Dataset content:
----
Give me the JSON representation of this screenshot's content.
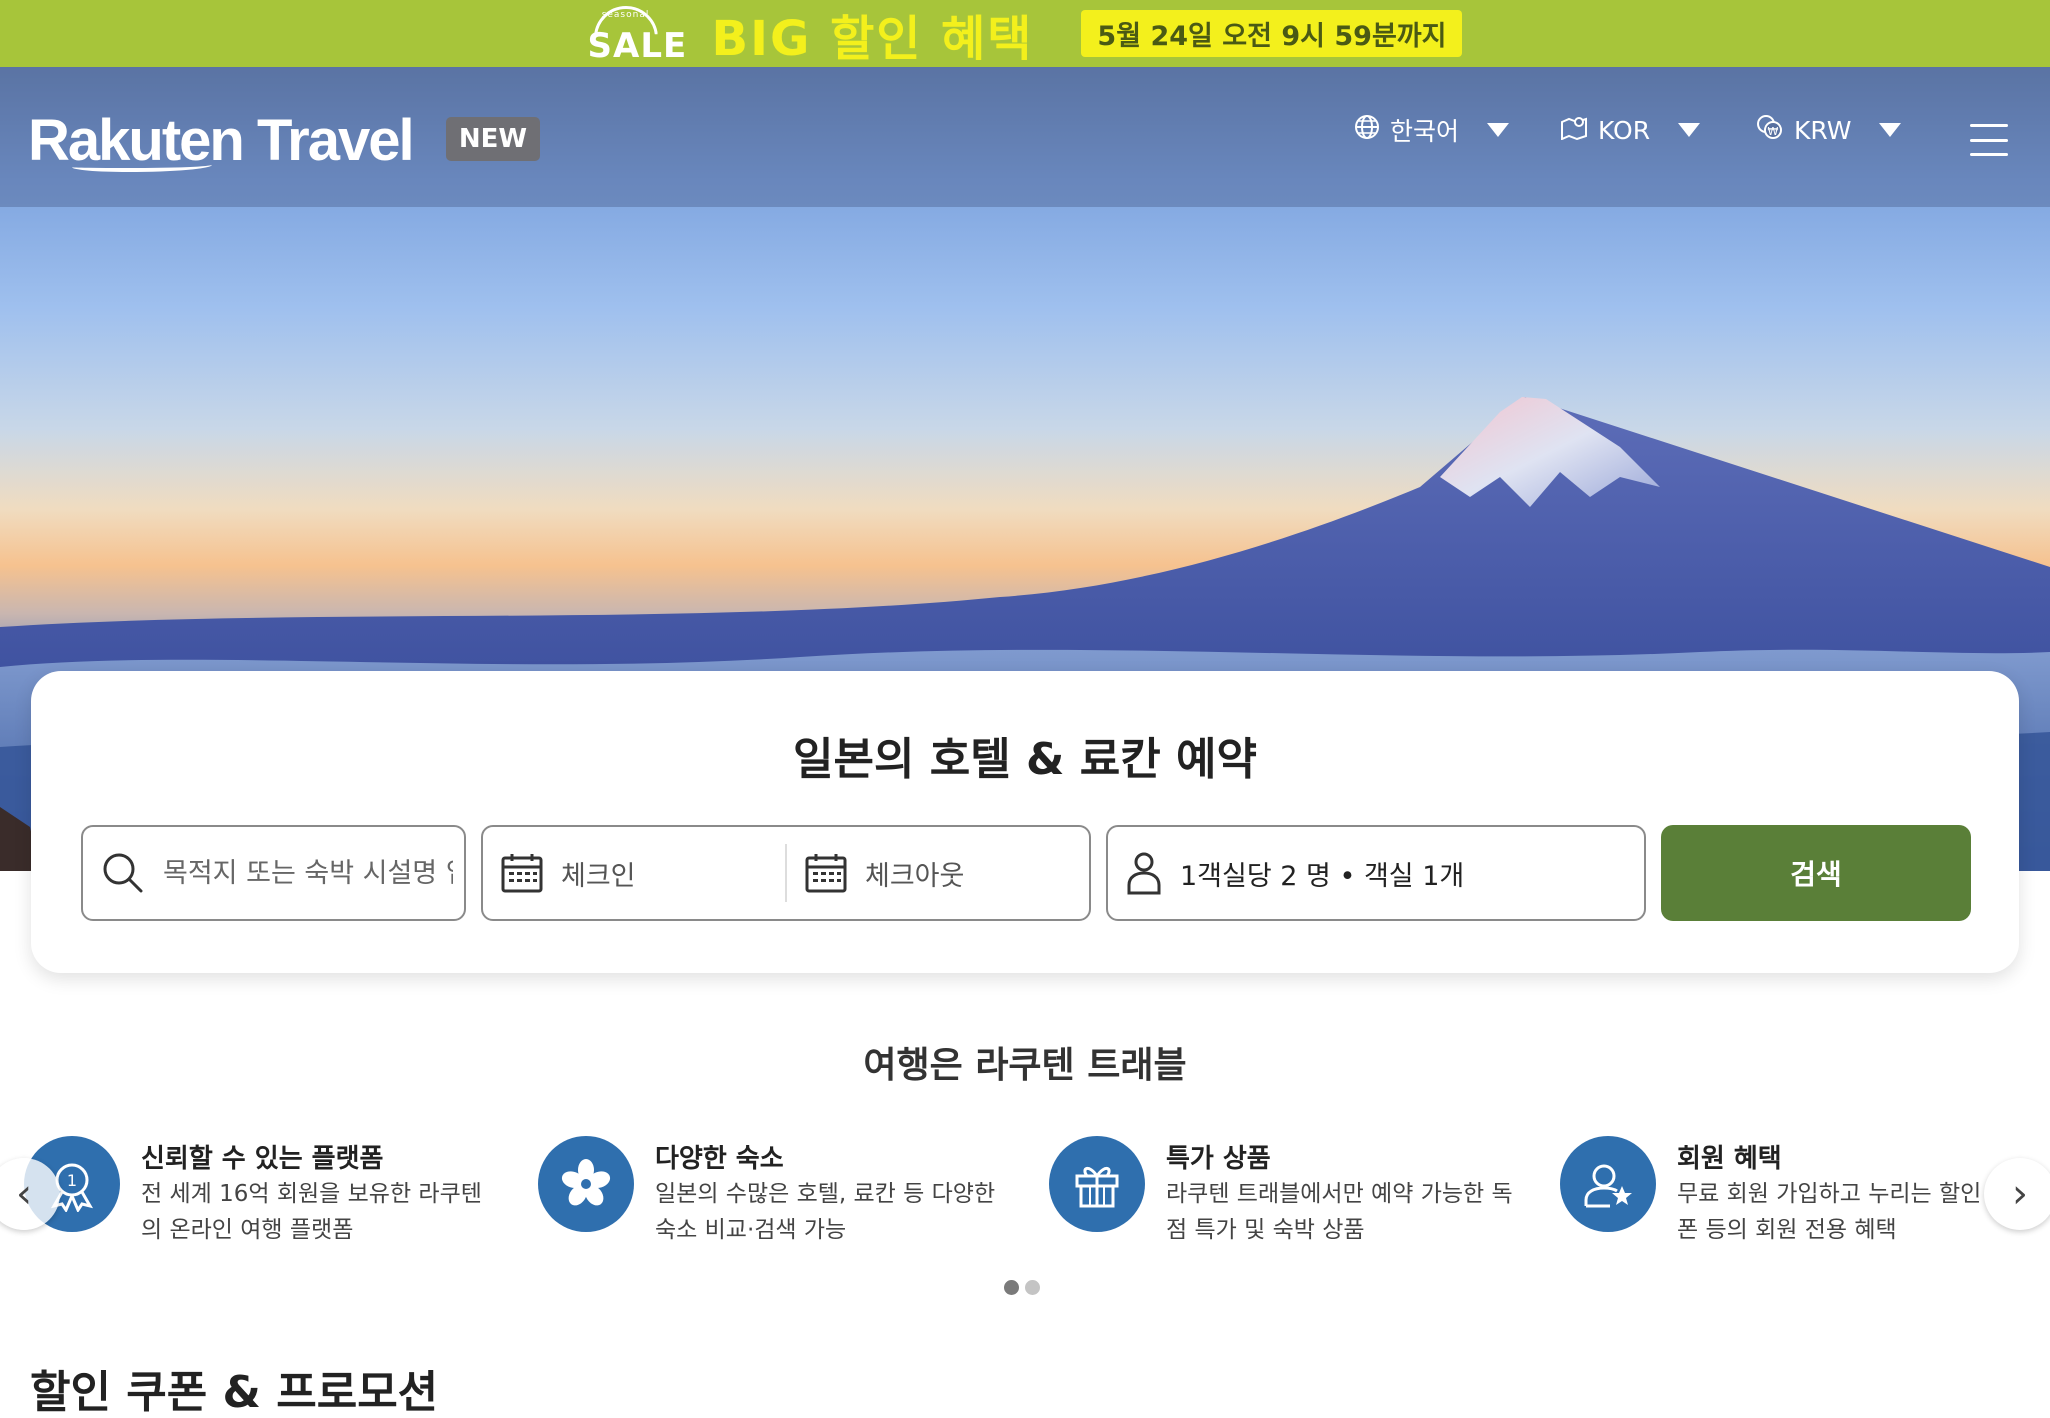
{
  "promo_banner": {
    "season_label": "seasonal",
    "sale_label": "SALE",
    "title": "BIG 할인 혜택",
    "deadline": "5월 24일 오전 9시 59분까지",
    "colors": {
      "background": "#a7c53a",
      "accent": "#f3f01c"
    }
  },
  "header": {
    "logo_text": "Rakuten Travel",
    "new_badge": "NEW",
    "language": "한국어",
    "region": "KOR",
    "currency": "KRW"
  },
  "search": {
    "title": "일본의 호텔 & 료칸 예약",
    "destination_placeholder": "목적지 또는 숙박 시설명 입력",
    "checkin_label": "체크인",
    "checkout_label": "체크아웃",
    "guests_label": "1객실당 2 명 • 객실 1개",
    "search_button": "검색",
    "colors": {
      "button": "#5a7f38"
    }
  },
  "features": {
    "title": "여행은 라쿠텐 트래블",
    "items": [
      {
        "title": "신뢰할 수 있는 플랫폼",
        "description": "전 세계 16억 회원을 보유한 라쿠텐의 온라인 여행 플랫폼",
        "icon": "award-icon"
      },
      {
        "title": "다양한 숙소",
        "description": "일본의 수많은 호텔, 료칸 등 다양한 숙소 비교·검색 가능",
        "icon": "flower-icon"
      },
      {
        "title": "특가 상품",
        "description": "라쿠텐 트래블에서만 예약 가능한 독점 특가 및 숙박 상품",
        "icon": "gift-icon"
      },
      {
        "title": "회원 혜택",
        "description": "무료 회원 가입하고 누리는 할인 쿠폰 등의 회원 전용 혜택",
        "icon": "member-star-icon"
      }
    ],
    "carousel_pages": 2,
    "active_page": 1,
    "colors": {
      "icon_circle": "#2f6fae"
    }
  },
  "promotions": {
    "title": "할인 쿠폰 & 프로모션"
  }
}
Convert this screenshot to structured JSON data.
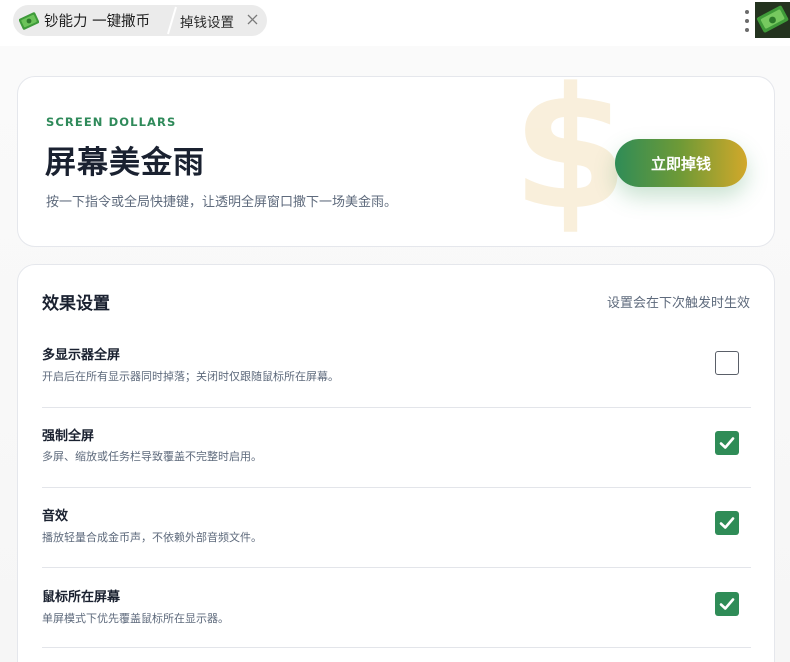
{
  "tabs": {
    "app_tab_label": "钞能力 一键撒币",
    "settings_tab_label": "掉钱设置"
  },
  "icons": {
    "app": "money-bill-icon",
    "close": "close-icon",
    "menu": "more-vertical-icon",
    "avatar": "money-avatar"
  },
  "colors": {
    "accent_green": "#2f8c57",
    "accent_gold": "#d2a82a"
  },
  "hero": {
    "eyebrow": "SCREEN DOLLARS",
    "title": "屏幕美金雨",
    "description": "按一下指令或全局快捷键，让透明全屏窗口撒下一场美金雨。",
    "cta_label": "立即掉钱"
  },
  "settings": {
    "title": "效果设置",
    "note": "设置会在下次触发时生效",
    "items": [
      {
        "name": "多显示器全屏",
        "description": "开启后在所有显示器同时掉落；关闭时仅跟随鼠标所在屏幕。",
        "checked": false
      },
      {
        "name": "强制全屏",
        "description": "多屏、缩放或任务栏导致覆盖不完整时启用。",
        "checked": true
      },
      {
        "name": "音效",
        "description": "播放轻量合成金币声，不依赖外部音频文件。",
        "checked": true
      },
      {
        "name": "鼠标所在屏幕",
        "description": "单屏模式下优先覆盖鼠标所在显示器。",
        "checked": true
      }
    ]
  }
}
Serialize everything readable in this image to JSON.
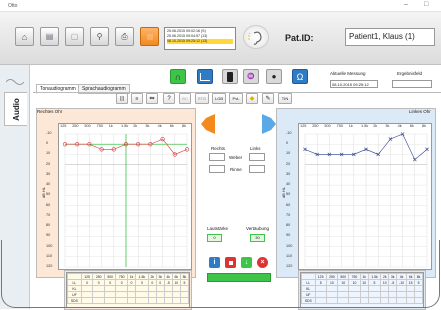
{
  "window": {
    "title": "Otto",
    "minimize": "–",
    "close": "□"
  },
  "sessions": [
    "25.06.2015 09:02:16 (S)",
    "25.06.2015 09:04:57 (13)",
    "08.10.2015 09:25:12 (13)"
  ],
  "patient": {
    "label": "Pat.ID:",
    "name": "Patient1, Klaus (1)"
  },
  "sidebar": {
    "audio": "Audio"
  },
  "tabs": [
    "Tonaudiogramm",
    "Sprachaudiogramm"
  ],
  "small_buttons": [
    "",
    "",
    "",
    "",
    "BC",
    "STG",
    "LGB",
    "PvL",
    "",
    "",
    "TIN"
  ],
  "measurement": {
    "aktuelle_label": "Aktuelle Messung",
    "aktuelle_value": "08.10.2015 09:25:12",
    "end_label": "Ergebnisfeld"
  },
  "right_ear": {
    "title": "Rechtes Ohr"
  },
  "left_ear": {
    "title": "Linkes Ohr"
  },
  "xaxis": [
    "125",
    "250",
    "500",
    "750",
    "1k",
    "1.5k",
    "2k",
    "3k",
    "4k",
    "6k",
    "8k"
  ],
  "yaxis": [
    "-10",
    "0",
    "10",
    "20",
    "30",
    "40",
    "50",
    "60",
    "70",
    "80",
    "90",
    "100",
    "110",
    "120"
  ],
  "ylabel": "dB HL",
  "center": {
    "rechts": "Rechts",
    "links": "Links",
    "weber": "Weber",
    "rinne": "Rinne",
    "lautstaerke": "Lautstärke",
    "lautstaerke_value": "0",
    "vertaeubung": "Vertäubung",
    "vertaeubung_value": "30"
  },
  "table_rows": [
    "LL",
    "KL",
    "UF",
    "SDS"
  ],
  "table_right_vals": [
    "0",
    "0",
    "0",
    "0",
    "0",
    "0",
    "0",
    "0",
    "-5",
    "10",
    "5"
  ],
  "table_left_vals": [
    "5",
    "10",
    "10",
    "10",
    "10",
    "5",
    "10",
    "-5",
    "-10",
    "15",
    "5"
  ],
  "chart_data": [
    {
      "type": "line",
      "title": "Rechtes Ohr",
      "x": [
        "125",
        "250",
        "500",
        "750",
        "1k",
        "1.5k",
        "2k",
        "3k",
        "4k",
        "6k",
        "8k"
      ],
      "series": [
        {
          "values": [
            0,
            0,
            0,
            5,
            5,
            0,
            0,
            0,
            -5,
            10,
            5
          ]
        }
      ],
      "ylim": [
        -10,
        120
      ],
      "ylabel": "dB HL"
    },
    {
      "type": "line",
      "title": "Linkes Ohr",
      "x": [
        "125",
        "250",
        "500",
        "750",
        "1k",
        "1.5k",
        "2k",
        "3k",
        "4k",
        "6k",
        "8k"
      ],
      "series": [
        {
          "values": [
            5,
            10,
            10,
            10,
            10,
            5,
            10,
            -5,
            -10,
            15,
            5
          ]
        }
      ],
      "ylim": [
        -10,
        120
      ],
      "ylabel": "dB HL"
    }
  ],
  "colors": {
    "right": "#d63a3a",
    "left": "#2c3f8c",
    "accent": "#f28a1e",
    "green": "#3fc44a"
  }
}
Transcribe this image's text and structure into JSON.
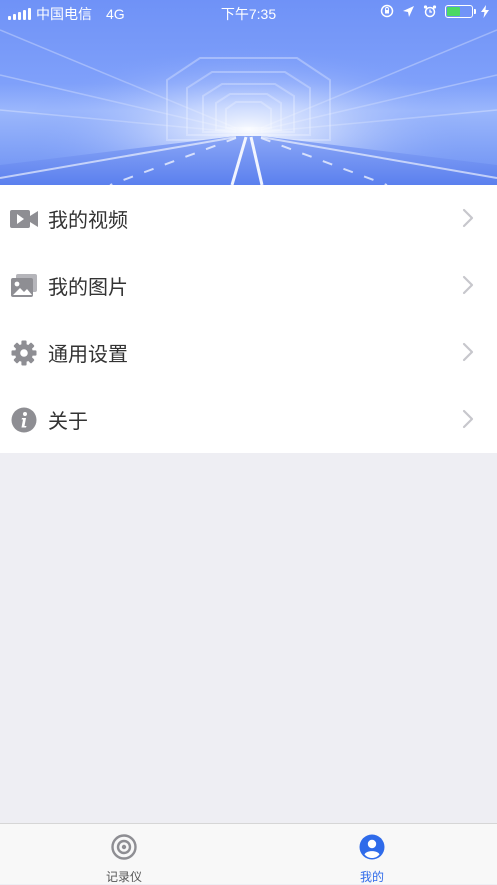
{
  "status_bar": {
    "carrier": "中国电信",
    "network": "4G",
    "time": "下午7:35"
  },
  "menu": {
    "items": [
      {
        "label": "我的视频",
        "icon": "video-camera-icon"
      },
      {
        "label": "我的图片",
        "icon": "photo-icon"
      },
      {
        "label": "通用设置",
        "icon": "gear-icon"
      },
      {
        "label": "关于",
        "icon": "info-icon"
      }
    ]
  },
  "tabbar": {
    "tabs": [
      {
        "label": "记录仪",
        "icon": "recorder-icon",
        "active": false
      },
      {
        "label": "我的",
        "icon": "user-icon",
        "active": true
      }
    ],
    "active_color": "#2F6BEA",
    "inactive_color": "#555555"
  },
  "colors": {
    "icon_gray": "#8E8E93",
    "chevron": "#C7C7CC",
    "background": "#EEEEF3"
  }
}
----
Problem details:
Identify lines with the string "screenshot". Copy each one.

Correct output:
Give me the JSON representation of this screenshot's content.
Convert this screenshot to structured JSON data.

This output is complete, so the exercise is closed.